━━ Records provided ━━

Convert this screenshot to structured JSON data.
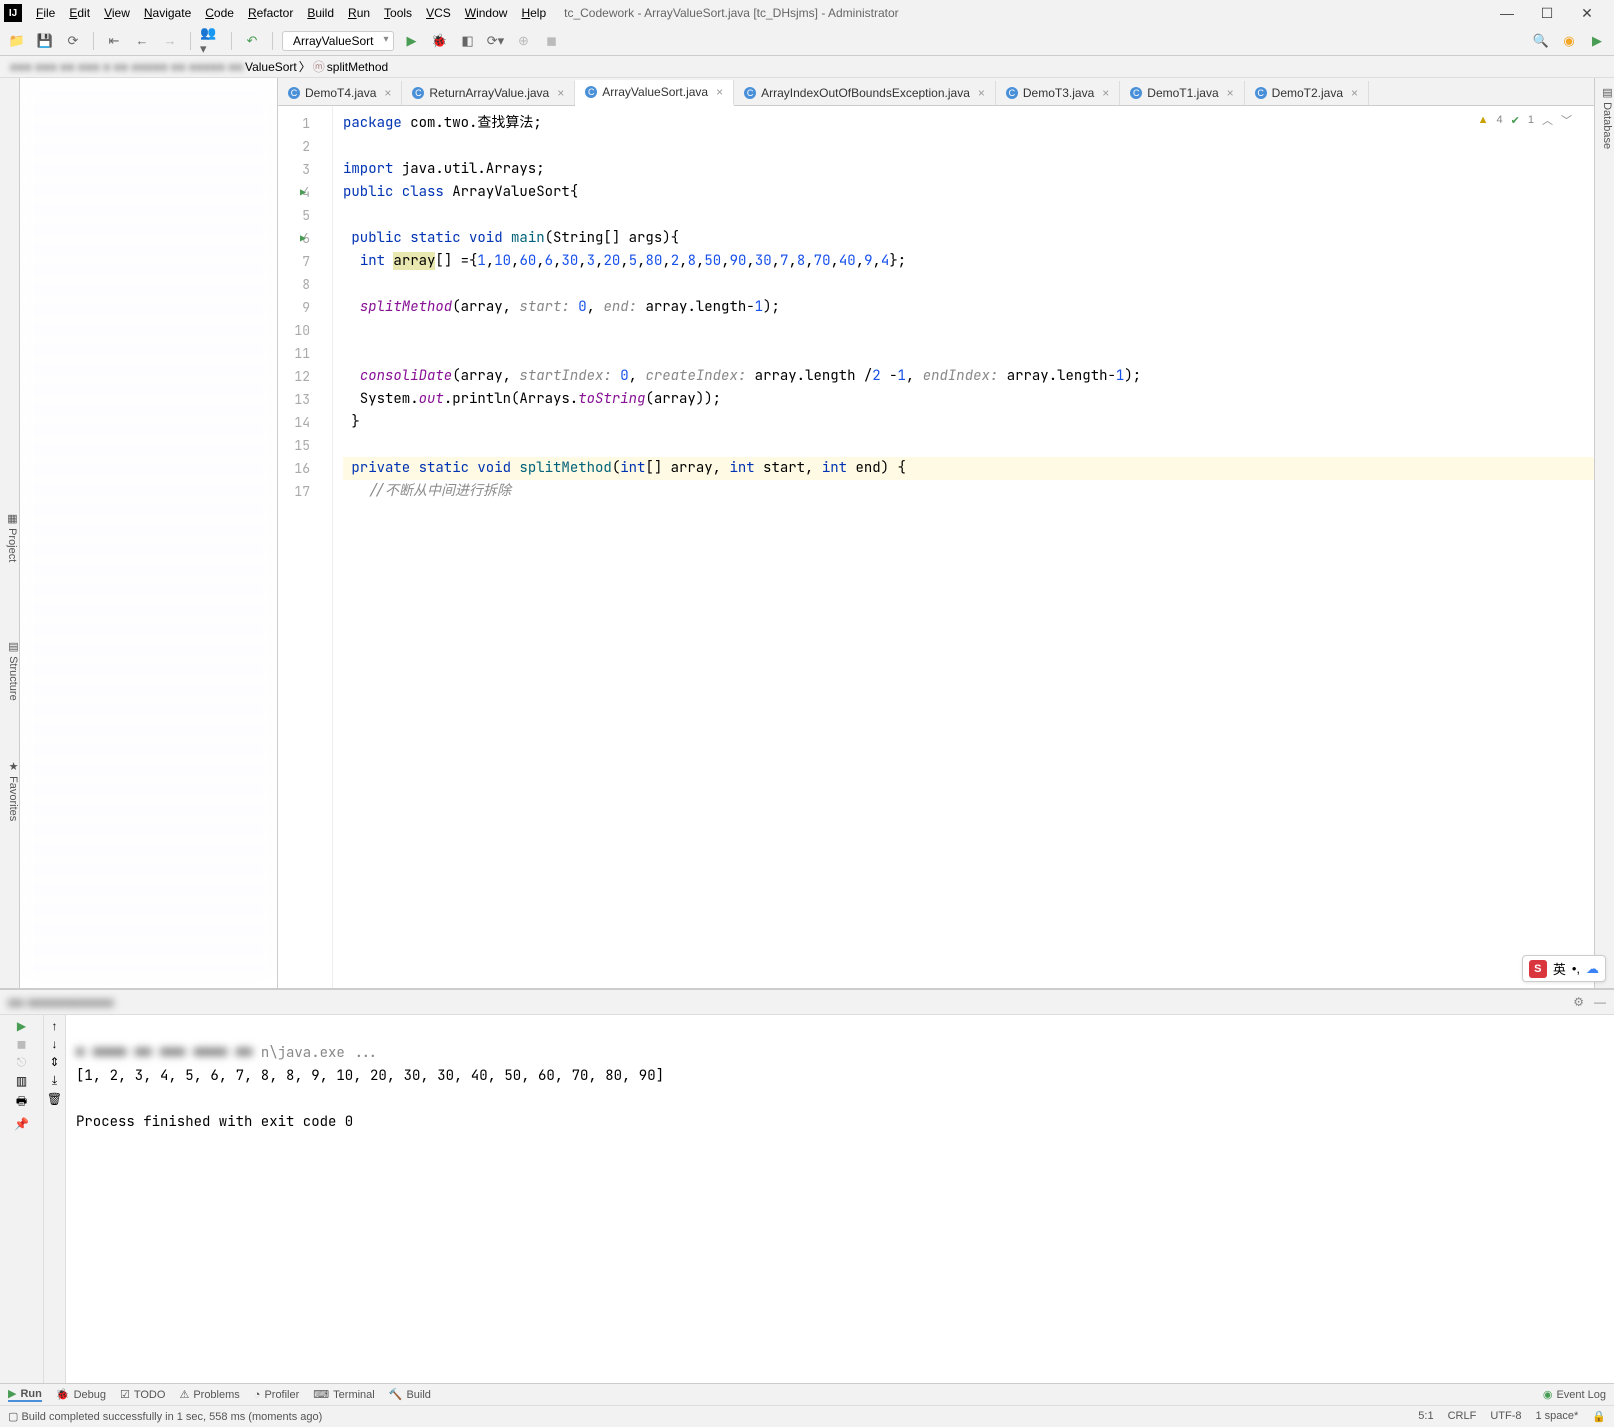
{
  "window_title": "tc_Codework - ArrayValueSort.java [tc_DHsjms] - Administrator",
  "menu": [
    "File",
    "Edit",
    "View",
    "Navigate",
    "Code",
    "Refactor",
    "Build",
    "Run",
    "Tools",
    "VCS",
    "Window",
    "Help"
  ],
  "run_config": "ArrayValueSort",
  "breadcrumb": {
    "tail": "ValueSort",
    "method": "splitMethod",
    "icon": "m"
  },
  "tabs": [
    {
      "label": "DemoT4.java"
    },
    {
      "label": "ReturnArrayValue.java"
    },
    {
      "label": "ArrayValueSort.java",
      "active": true
    },
    {
      "label": "ArrayIndexOutOfBoundsException.java"
    },
    {
      "label": "DemoT3.java"
    },
    {
      "label": "DemoT1.java"
    },
    {
      "label": "DemoT2.java"
    }
  ],
  "inspections": {
    "warn": "4",
    "ok": "1"
  },
  "code_lines": [
    {
      "n": 1,
      "html": "<span class='kw'>package</span> com.two.查找算法;"
    },
    {
      "n": 2,
      "html": ""
    },
    {
      "n": 3,
      "html": "<span class='kw'>import</span> java.util.Arrays;"
    },
    {
      "n": 4,
      "run": true,
      "html": "<span class='kw'>public class</span> <span class='cls'>ArrayValueSort</span>{"
    },
    {
      "n": 5,
      "html": ""
    },
    {
      "n": 6,
      "run": true,
      "html": " <span class='kw'>public static void</span> <span class='mthd'>main</span>(String[] args){"
    },
    {
      "n": 7,
      "html": "  <span class='kw'>int</span> <span class='hl'>array</span>[] ={<span class='num'>1</span>,<span class='num'>10</span>,<span class='num'>60</span>,<span class='num'>6</span>,<span class='num'>30</span>,<span class='num'>3</span>,<span class='num'>20</span>,<span class='num'>5</span>,<span class='num'>80</span>,<span class='num'>2</span>,<span class='num'>8</span>,<span class='num'>50</span>,<span class='num'>90</span>,<span class='num'>30</span>,<span class='num'>7</span>,<span class='num'>8</span>,<span class='num'>70</span>,<span class='num'>40</span>,<span class='num'>9</span>,<span class='num'>4</span>};"
    },
    {
      "n": 8,
      "html": ""
    },
    {
      "n": 9,
      "html": "  <span class='fld'>splitMethod</span>(array, <span class='param'>start:</span> <span class='num'>0</span>, <span class='param'>end:</span> array.length-<span class='num'>1</span>);"
    },
    {
      "n": 10,
      "html": ""
    },
    {
      "n": 11,
      "html": ""
    },
    {
      "n": 12,
      "html": "  <span class='fld'>consoliDate</span>(array, <span class='param'>startIndex:</span> <span class='num'>0</span>, <span class='param'>createIndex:</span> array.length /<span class='num'>2</span> -<span class='num'>1</span>, <span class='param'>endIndex:</span> array.length-<span class='num'>1</span>);"
    },
    {
      "n": 13,
      "html": "  System.<span class='fld'>out</span>.println(Arrays.<span class='fld'>toString</span>(array));"
    },
    {
      "n": 14,
      "html": " }"
    },
    {
      "n": 15,
      "html": ""
    },
    {
      "n": 16,
      "bulb": true,
      "html": " <span class='kw'>private static void</span> <span class='mthd'>splitMethod</span>(<span class='kw'>int</span>[] array, <span class='kw'>int</span> start, <span class='kw'>int</span> end) {"
    },
    {
      "n": 17,
      "html": "   <span class='cmt'>//不断从中间进行拆除</span>"
    }
  ],
  "console": {
    "cmd_suffix": "n\\java.exe ...",
    "output": "[1, 2, 3, 4, 5, 6, 7, 8, 8, 9, 10, 20, 30, 30, 40, 50, 60, 70, 80, 90]",
    "exit": "Process finished with exit code 0"
  },
  "bottom_tabs": [
    "Run",
    "Debug",
    "TODO",
    "Problems",
    "Profiler",
    "Terminal",
    "Build"
  ],
  "event_log": "Event Log",
  "status_msg": "Build completed successfully in 1 sec, 558 ms (moments ago)",
  "status_right": [
    "5:1",
    "CRLF",
    "UTF-8",
    "1 space*"
  ],
  "side": {
    "project": "Project",
    "database": "Database",
    "structure": "Structure",
    "favorites": "Favorites"
  },
  "ime": {
    "label": "英"
  }
}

━━━

» Task description:
Check each line of the records above for the string "java", and report every line that has it.

» Answer in full:
  "window_title": "tc_Codework - ArrayValueSort.java [tc_DHsjms] - Administrator",
      "label": "DemoT4.java"
      "label": "ReturnArrayValue.java"
      "label": "ArrayValueSort.java",
      "label": "ArrayIndexOutOfBoundsException.java"
      "label": "DemoT3.java"
      "label": "DemoT1.java"
      "label": "DemoT2.java"
      "html": "<span class='kw'>import</span> java.util.Arrays;"
    "cmd_suffix": "n\\java.exe ...",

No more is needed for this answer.